(Collected data)
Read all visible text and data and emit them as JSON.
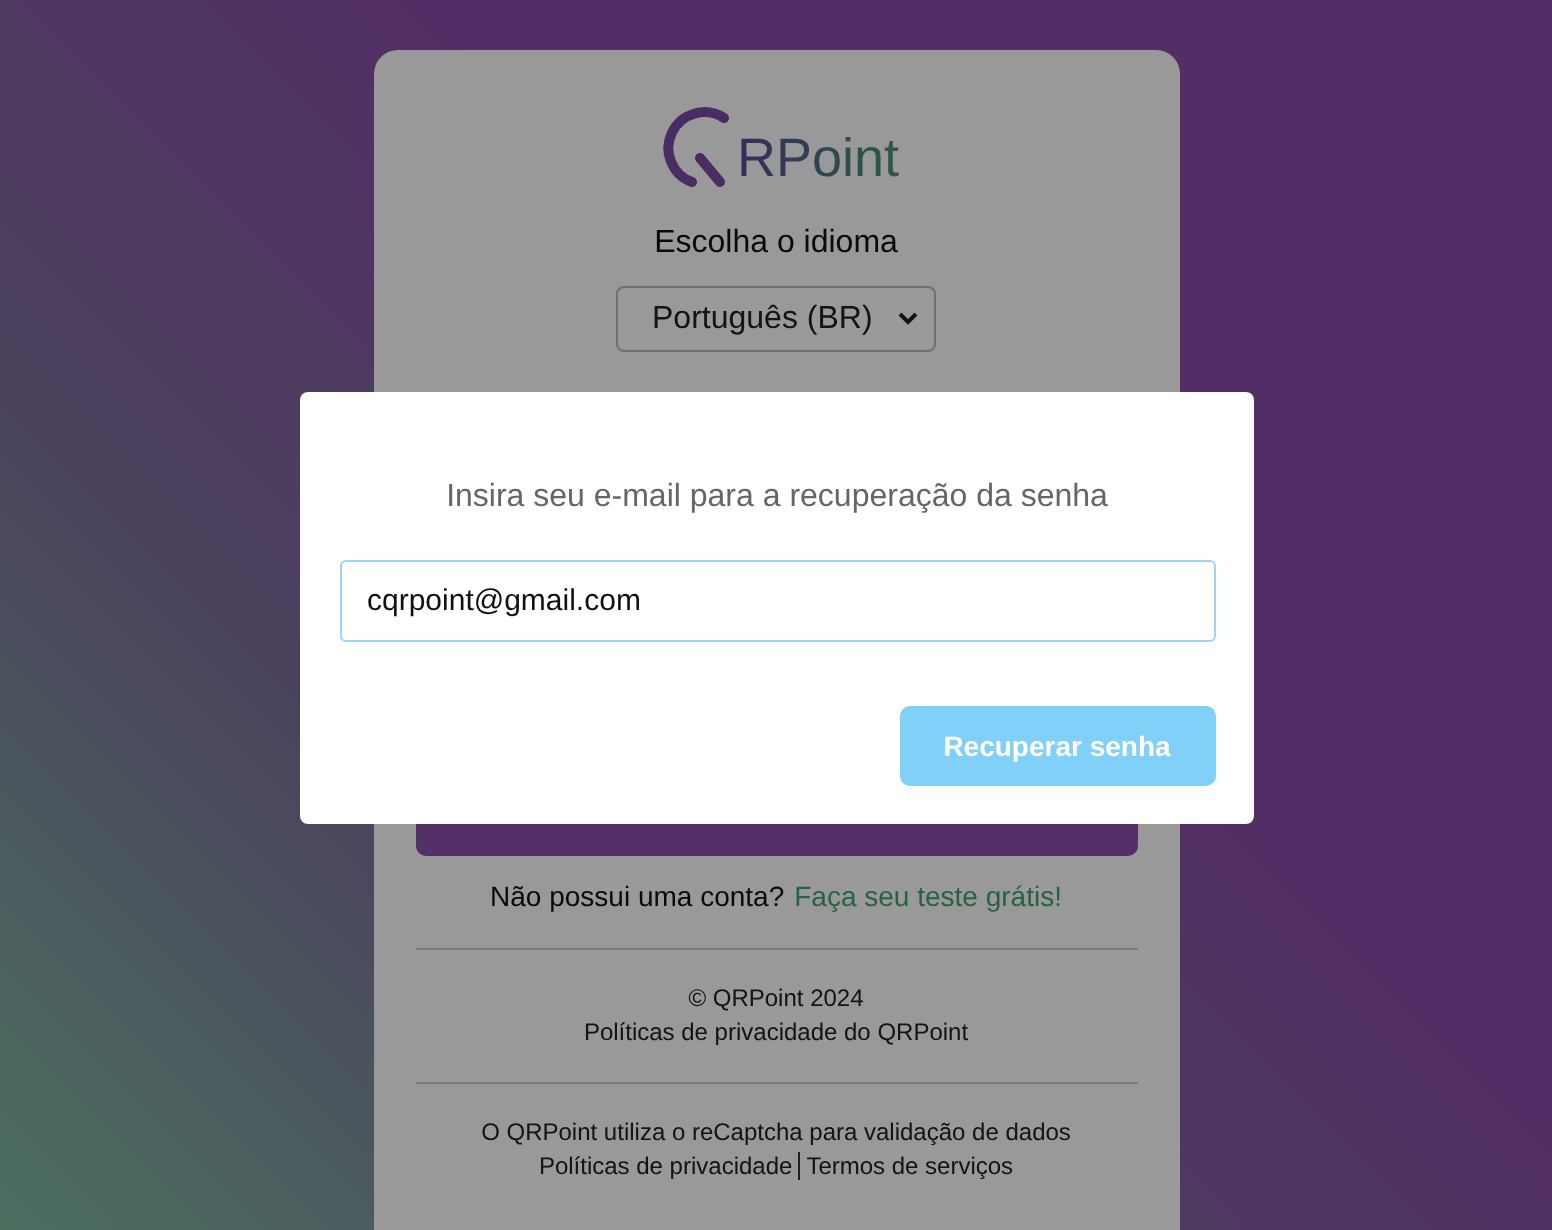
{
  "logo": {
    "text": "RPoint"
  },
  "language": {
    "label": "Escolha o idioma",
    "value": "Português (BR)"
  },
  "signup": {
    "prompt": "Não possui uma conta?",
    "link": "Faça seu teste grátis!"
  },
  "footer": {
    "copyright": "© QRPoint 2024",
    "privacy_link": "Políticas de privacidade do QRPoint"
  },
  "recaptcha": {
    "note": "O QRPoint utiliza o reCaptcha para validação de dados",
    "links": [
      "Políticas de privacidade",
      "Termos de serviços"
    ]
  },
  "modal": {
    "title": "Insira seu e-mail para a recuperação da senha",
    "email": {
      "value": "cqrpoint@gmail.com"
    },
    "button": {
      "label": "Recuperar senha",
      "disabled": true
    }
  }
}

YOUR TASK: Transcribe all entries above exactly. Drop the pictures.

THE OUTPUT:
Read all visible text and data and emit them as JSON.
{
  "logo": {
    "text": "RPoint"
  },
  "language": {
    "label": "Escolha o idioma",
    "value": "Português (BR)"
  },
  "signup": {
    "prompt": "Não possui uma conta?",
    "link": "Faça seu teste grátis!"
  },
  "footer": {
    "copyright": "© QRPoint 2024",
    "privacy_link": "Políticas de privacidade do QRPoint"
  },
  "recaptcha": {
    "note": "O QRPoint utiliza o reCaptcha para validação de dados",
    "links": [
      "Políticas de privacidade",
      "Termos de serviços"
    ]
  },
  "modal": {
    "title": "Insira seu e-mail para a recuperação da senha",
    "email": {
      "value": "cqrpoint@gmail.com"
    },
    "button": {
      "label": "Recuperar senha",
      "disabled": true
    }
  }
}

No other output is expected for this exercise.